Return every line of the records below verbatim, with no pictures in the copy.
::: DATA FOR THIS TASK
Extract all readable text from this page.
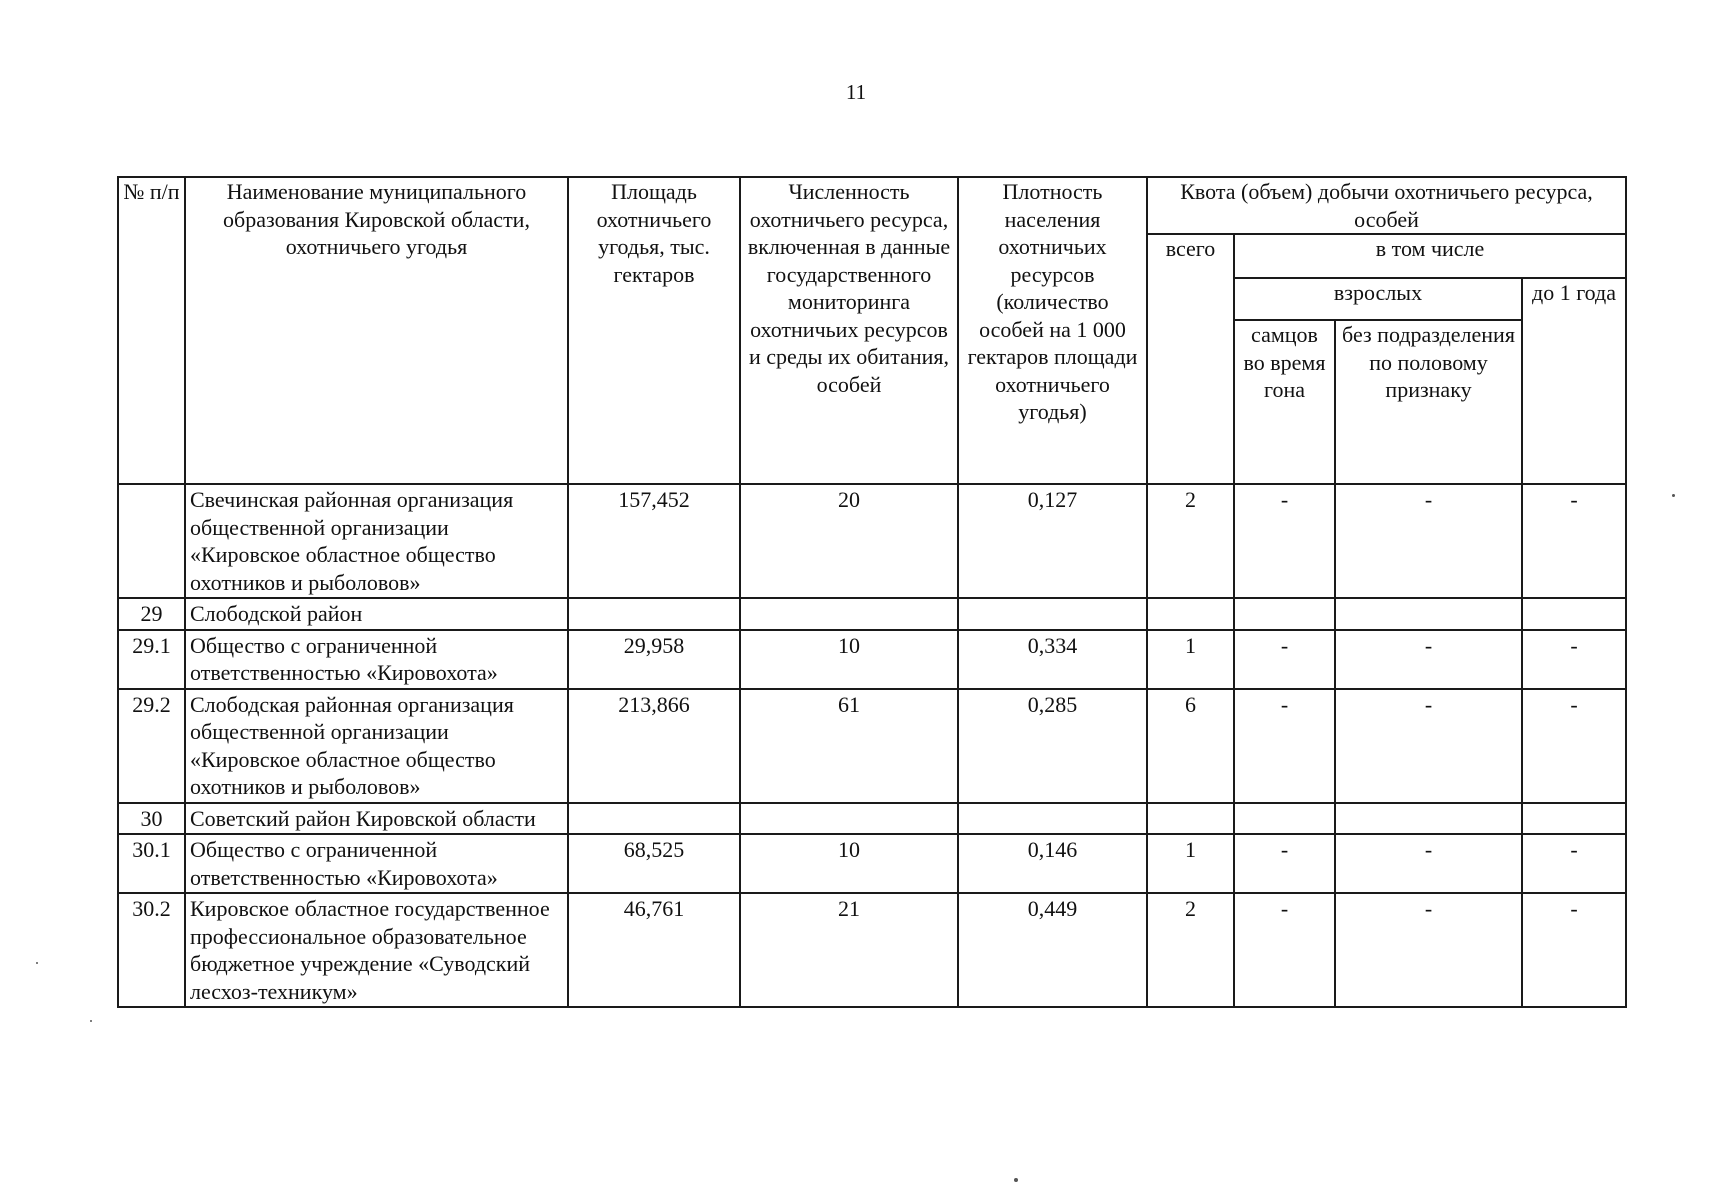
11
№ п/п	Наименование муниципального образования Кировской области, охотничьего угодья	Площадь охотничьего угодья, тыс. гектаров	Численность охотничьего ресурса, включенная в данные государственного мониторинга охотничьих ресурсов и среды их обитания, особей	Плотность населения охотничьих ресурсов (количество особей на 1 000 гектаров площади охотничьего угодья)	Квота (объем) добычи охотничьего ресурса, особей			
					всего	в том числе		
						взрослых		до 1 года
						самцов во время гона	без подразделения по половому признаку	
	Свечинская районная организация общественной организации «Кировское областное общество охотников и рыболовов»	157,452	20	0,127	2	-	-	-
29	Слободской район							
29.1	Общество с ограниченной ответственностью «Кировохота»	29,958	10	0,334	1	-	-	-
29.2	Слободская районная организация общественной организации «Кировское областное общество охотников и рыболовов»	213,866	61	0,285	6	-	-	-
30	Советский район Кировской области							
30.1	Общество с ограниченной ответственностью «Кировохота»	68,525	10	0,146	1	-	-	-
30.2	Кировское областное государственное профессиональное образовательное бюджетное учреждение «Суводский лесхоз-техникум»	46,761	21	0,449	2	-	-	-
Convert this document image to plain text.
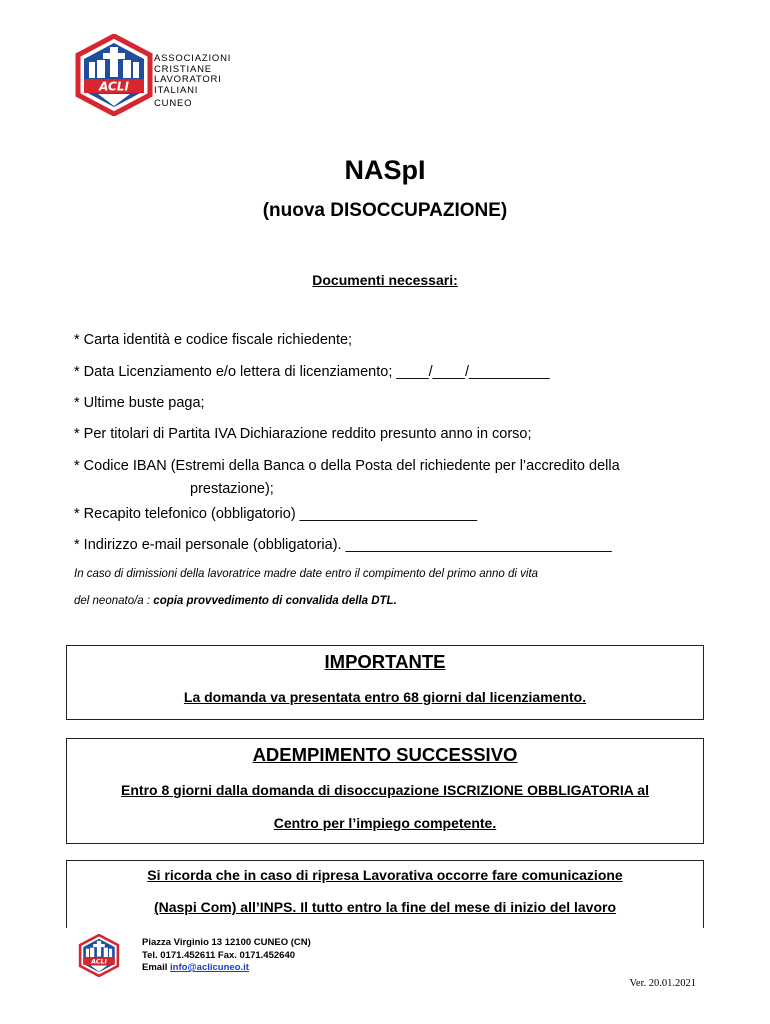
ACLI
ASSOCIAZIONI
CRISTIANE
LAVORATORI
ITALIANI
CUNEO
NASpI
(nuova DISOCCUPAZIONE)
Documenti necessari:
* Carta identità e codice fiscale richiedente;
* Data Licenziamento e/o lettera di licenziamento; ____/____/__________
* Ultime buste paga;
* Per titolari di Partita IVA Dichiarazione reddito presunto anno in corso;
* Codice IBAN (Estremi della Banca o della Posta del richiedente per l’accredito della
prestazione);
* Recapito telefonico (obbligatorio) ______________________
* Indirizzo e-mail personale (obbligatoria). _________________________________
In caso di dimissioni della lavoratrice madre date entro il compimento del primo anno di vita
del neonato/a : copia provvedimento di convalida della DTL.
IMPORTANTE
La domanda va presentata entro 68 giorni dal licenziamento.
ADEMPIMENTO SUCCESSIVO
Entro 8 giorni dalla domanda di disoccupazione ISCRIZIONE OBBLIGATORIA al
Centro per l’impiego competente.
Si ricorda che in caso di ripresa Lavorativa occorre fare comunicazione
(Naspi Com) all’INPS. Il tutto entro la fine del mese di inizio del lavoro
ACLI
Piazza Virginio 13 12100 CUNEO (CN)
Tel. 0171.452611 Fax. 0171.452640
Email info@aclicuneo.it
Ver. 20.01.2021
::::::
SOLVED PROBLEM:
Extract all readable text from this page.
11
№ п/п	Наименование муниципального образования Кировской области, охотничьего угодья	Площадь охотничьего угодья, тыс. гектаров	Численность охотничьего ресурса, включенная в данные государственного мониторинга охотничьих ресурсов и среды их обитания, особей	Плотность населения охотничьих ресурсов (количество особей на 1 000 гектаров площади охотничьего угодья)	Квота (объем) добычи охотничьего ресурса, особей			
					всего	в том числе		
						взрослых		до 1 года
						самцов во время гона	без подразделения по половому признаку	
	Свечинская районная организация общественной организации «Кировское областное общество охотников и рыболовов»	157,452	20	0,127	2	-	-	-
29	Слободской район							
29.1	Общество с ограниченной ответственностью «Кировохота»	29,958	10	0,334	1	-	-	-
29.2	Слободская районная организация общественной организации «Кировское областное общество охотников и рыболовов»	213,866	61	0,285	6	-	-	-
30	Советский район Кировской области							
30.1	Общество с ограниченной ответственностью «Кировохота»	68,525	10	0,146	1	-	-	-
30.2	Кировское областное государственное профессиональное образовательное бюджетное учреждение «Суводский лесхоз-техникум»	46,761	21	0,449	2	-	-	-
Convert this document image to plain text.
ACLI
ASSOCIAZIONI
CRISTIANE
LAVORATORI
ITALIANI
CUNEO
NASpI
(nuova DISOCCUPAZIONE)
Documenti necessari:
* Carta identità e codice fiscale richiedente;
* Data Licenziamento e/o lettera di licenziamento; ____/____/__________
* Ultime buste paga;
* Per titolari di Partita IVA Dichiarazione reddito presunto anno in corso;
* Codice IBAN (Estremi della Banca o della Posta del richiedente per l’accredito della
prestazione);
* Recapito telefonico (obbligatorio) ______________________
* Indirizzo e-mail personale (obbligatoria). _________________________________
In caso di dimissioni della lavoratrice madre date entro il compimento del primo anno di vita
del neonato/a : copia provvedimento di convalida della DTL.
IMPORTANTE
La domanda va presentata entro 68 giorni dal licenziamento.
ADEMPIMENTO SUCCESSIVO
Entro 8 giorni dalla domanda di disoccupazione ISCRIZIONE OBBLIGATORIA al
Centro per l’impiego competente.
Si ricorda che in caso di ripresa Lavorativa occorre fare comunicazione
(Naspi Com) all’INPS. Il tutto entro la fine del mese di inizio del lavoro
ACLI
Piazza Virginio 13 12100 CUNEO (CN)
Tel. 0171.452611 Fax. 0171.452640
Email info@aclicuneo.it
Ver. 20.01.2021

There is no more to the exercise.